TASK DETAILS ->
Omit the images, then output each of the records below exactly.

· · · ·

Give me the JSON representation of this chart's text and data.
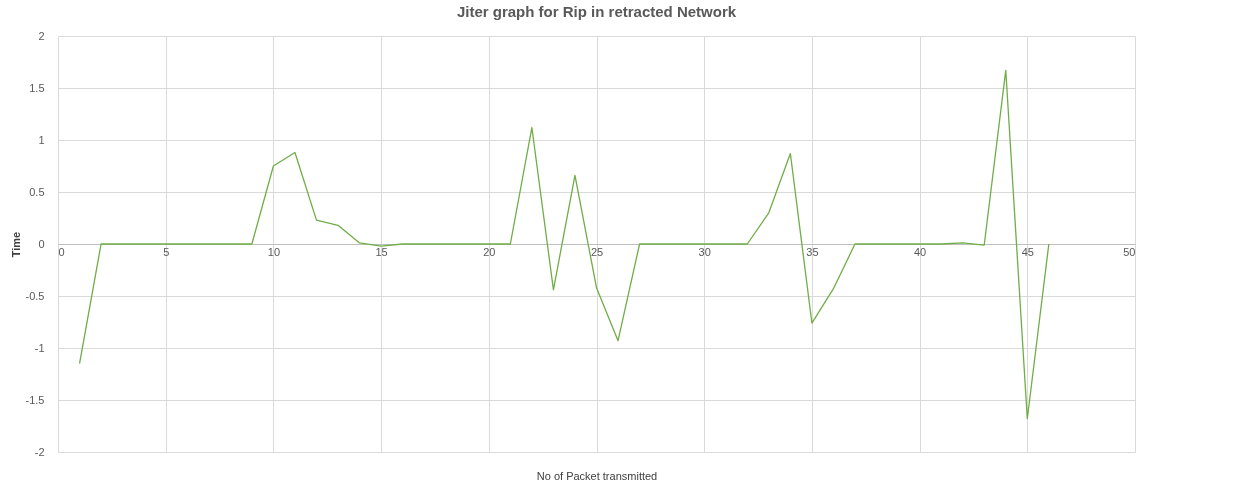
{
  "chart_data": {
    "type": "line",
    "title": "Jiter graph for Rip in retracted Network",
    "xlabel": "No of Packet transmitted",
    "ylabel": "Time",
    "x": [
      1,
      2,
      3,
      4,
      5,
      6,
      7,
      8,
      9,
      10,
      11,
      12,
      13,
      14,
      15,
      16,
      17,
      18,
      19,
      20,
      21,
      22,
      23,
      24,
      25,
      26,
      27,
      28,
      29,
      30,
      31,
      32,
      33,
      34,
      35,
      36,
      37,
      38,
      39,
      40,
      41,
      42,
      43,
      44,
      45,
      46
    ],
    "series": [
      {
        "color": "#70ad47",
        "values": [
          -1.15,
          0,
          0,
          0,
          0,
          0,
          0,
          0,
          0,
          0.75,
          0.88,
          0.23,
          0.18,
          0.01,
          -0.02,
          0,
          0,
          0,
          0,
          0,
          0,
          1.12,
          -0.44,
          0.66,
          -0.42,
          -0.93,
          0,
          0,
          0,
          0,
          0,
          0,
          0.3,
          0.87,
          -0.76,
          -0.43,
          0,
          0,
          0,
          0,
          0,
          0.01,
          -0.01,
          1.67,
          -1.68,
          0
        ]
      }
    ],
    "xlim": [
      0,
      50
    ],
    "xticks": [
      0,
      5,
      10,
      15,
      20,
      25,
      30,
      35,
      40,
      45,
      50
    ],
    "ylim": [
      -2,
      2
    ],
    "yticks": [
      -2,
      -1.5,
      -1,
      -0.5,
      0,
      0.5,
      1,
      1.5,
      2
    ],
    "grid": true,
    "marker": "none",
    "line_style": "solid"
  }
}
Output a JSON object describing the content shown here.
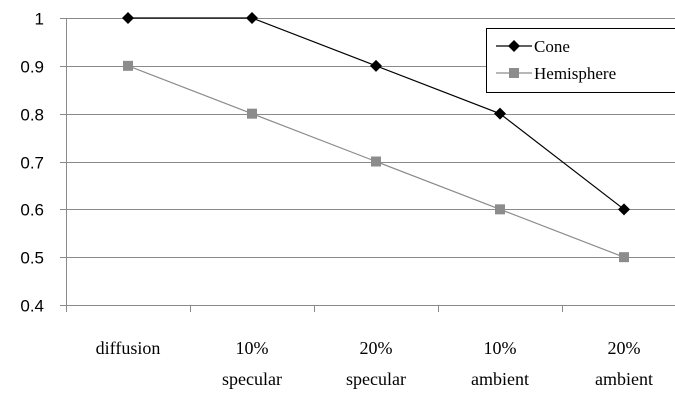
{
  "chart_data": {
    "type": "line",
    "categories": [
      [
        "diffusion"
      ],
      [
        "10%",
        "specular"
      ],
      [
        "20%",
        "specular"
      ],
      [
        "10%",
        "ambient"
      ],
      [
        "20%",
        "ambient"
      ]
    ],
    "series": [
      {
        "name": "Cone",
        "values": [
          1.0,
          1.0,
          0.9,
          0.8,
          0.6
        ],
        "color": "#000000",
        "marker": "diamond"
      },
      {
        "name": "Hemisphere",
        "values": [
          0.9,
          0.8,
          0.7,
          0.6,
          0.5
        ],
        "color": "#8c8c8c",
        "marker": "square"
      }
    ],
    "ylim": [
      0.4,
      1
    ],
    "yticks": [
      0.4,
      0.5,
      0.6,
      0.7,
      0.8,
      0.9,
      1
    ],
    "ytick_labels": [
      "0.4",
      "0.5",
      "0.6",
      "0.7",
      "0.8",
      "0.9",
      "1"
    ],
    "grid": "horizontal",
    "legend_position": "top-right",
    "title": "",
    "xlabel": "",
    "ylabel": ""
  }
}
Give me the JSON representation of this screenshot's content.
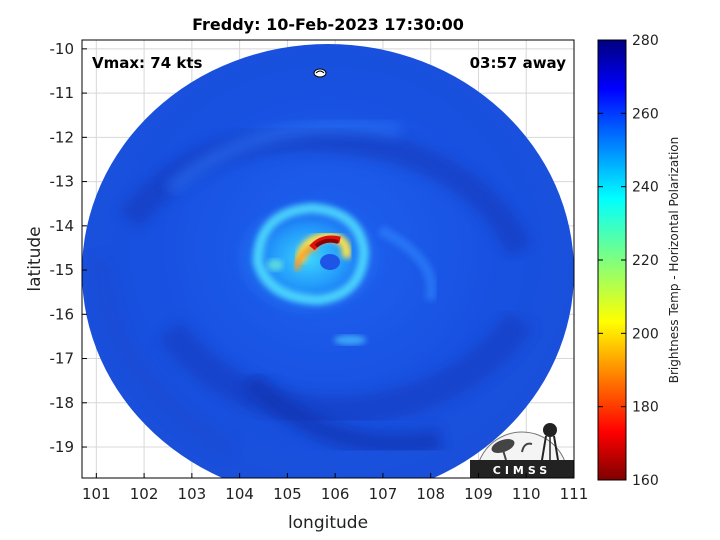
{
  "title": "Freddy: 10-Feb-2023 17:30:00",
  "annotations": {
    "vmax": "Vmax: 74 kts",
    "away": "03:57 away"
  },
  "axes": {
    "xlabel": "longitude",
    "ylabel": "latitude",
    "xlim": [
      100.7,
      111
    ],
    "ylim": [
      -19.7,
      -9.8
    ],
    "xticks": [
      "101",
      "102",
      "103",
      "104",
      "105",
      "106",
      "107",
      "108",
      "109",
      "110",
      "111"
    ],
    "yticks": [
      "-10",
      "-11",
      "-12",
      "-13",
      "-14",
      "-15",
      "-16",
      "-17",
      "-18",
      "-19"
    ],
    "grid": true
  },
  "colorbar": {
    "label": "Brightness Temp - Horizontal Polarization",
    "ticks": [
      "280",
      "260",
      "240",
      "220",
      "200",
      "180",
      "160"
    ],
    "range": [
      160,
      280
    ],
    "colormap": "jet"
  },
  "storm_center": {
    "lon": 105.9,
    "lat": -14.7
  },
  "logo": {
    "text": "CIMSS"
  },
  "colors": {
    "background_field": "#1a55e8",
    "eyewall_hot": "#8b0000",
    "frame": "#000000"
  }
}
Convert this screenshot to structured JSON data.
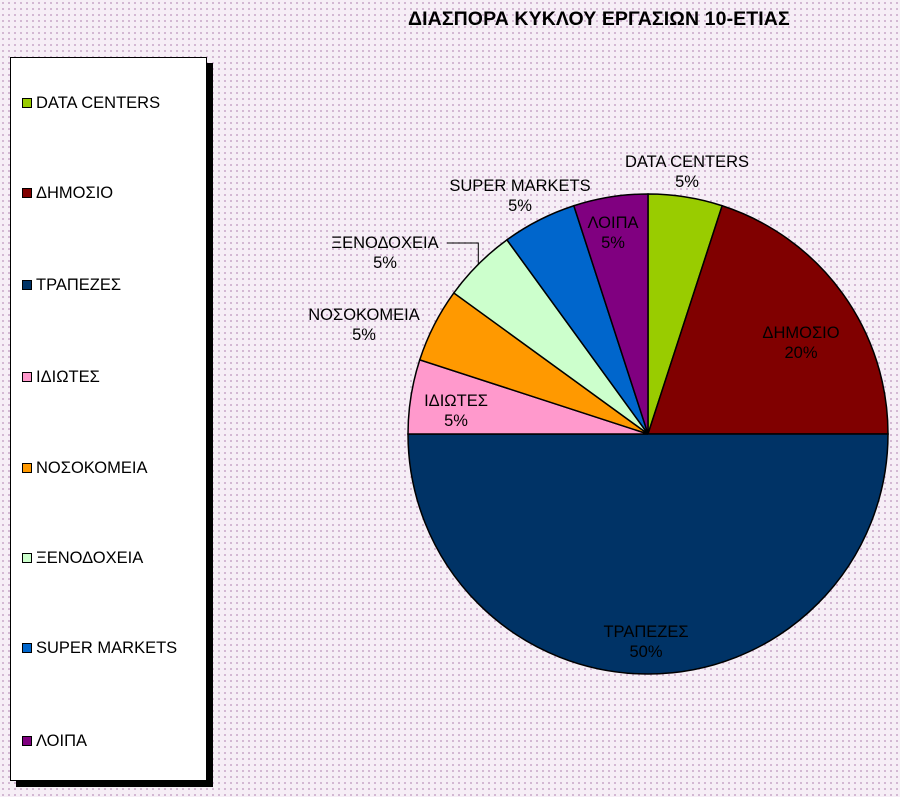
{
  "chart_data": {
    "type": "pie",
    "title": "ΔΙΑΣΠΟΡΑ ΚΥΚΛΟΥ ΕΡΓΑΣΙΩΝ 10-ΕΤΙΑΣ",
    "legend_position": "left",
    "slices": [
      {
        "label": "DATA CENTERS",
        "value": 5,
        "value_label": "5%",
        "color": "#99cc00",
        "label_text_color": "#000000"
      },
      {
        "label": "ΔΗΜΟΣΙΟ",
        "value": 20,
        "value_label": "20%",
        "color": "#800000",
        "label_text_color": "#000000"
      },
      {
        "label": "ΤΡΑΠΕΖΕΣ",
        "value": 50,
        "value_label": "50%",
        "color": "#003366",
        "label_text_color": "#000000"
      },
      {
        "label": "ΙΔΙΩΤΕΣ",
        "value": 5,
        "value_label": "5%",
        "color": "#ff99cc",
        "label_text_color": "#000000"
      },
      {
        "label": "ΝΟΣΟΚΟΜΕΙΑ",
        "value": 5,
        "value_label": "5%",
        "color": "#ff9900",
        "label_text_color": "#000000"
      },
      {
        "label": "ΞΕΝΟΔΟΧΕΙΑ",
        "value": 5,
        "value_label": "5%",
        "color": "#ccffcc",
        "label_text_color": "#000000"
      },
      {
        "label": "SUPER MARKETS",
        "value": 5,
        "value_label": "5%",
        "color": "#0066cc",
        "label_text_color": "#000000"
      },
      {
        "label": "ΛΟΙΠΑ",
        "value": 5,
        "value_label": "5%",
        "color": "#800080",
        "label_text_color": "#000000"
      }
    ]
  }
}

· · · ·

WRITTEN REPLY ->
Give me the JSON representation of this chart's text and data.
{
  "chart_data": {
    "type": "line",
    "title": "Jiter graph for Rip in retracted Network",
    "xlabel": "No of Packet transmitted",
    "ylabel": "Time",
    "x": [
      1,
      2,
      3,
      4,
      5,
      6,
      7,
      8,
      9,
      10,
      11,
      12,
      13,
      14,
      15,
      16,
      17,
      18,
      19,
      20,
      21,
      22,
      23,
      24,
      25,
      26,
      27,
      28,
      29,
      30,
      31,
      32,
      33,
      34,
      35,
      36,
      37,
      38,
      39,
      40,
      41,
      42,
      43,
      44,
      45,
      46
    ],
    "series": [
      {
        "color": "#70ad47",
        "values": [
          -1.15,
          0,
          0,
          0,
          0,
          0,
          0,
          0,
          0,
          0.75,
          0.88,
          0.23,
          0.18,
          0.01,
          -0.02,
          0,
          0,
          0,
          0,
          0,
          0,
          1.12,
          -0.44,
          0.66,
          -0.42,
          -0.93,
          0,
          0,
          0,
          0,
          0,
          0,
          0.3,
          0.87,
          -0.76,
          -0.43,
          0,
          0,
          0,
          0,
          0,
          0.01,
          -0.01,
          1.67,
          -1.68,
          0
        ]
      }
    ],
    "xlim": [
      0,
      50
    ],
    "xticks": [
      0,
      5,
      10,
      15,
      20,
      25,
      30,
      35,
      40,
      45,
      50
    ],
    "ylim": [
      -2,
      2
    ],
    "yticks": [
      -2,
      -1.5,
      -1,
      -0.5,
      0,
      0.5,
      1,
      1.5,
      2
    ],
    "grid": true,
    "marker": "none",
    "line_style": "solid"
  }
}
Output a JSON object describing the content shown here.
{
  "chart_data": {
    "type": "line",
    "categories": [
      [
        "diffusion"
      ],
      [
        "10%",
        "specular"
      ],
      [
        "20%",
        "specular"
      ],
      [
        "10%",
        "ambient"
      ],
      [
        "20%",
        "ambient"
      ]
    ],
    "series": [
      {
        "name": "Cone",
        "values": [
          1.0,
          1.0,
          0.9,
          0.8,
          0.6
        ],
        "color": "#000000",
        "marker": "diamond"
      },
      {
        "name": "Hemisphere",
        "values": [
          0.9,
          0.8,
          0.7,
          0.6,
          0.5
        ],
        "color": "#8c8c8c",
        "marker": "square"
      }
    ],
    "ylim": [
      0.4,
      1
    ],
    "yticks": [
      0.4,
      0.5,
      0.6,
      0.7,
      0.8,
      0.9,
      1
    ],
    "ytick_labels": [
      "0.4",
      "0.5",
      "0.6",
      "0.7",
      "0.8",
      "0.9",
      "1"
    ],
    "grid": "horizontal",
    "legend_position": "top-right",
    "title": "",
    "xlabel": "",
    "ylabel": ""
  }
}
Give me the JSON representation of this screenshot's content.
{
  "title": "Freddy: 10-Feb-2023 17:30:00",
  "annotations": {
    "vmax": "Vmax: 74 kts",
    "away": "03:57 away"
  },
  "axes": {
    "xlabel": "longitude",
    "ylabel": "latitude",
    "xlim": [
      100.7,
      111
    ],
    "ylim": [
      -19.7,
      -9.8
    ],
    "xticks": [
      "101",
      "102",
      "103",
      "104",
      "105",
      "106",
      "107",
      "108",
      "109",
      "110",
      "111"
    ],
    "yticks": [
      "-10",
      "-11",
      "-12",
      "-13",
      "-14",
      "-15",
      "-16",
      "-17",
      "-18",
      "-19"
    ],
    "grid": true
  },
  "colorbar": {
    "label": "Brightness Temp - Horizontal Polarization",
    "ticks": [
      "280",
      "260",
      "240",
      "220",
      "200",
      "180",
      "160"
    ],
    "range": [
      160,
      280
    ],
    "colormap": "jet"
  },
  "storm_center": {
    "lon": 105.9,
    "lat": -14.7
  },
  "logo": {
    "text": "CIMSS"
  },
  "colors": {
    "background_field": "#1a55e8",
    "eyewall_hot": "#8b0000",
    "frame": "#000000"
  }
}
Convert this screenshot to structured JSON data.
{
  "chart_data": {
    "type": "pie",
    "title": "ΔΙΑΣΠΟΡΑ ΚΥΚΛΟΥ ΕΡΓΑΣΙΩΝ 10-ΕΤΙΑΣ",
    "legend_position": "left",
    "slices": [
      {
        "label": "DATA CENTERS",
        "value": 5,
        "value_label": "5%",
        "color": "#99cc00",
        "label_text_color": "#000000"
      },
      {
        "label": "ΔΗΜΟΣΙΟ",
        "value": 20,
        "value_label": "20%",
        "color": "#800000",
        "label_text_color": "#000000"
      },
      {
        "label": "ΤΡΑΠΕΖΕΣ",
        "value": 50,
        "value_label": "50%",
        "color": "#003366",
        "label_text_color": "#000000"
      },
      {
        "label": "ΙΔΙΩΤΕΣ",
        "value": 5,
        "value_label": "5%",
        "color": "#ff99cc",
        "label_text_color": "#000000"
      },
      {
        "label": "ΝΟΣΟΚΟΜΕΙΑ",
        "value": 5,
        "value_label": "5%",
        "color": "#ff9900",
        "label_text_color": "#000000"
      },
      {
        "label": "ΞΕΝΟΔΟΧΕΙΑ",
        "value": 5,
        "value_label": "5%",
        "color": "#ccffcc",
        "label_text_color": "#000000"
      },
      {
        "label": "SUPER MARKETS",
        "value": 5,
        "value_label": "5%",
        "color": "#0066cc",
        "label_text_color": "#000000"
      },
      {
        "label": "ΛΟΙΠΑ",
        "value": 5,
        "value_label": "5%",
        "color": "#800080",
        "label_text_color": "#000000"
      }
    ]
  }
}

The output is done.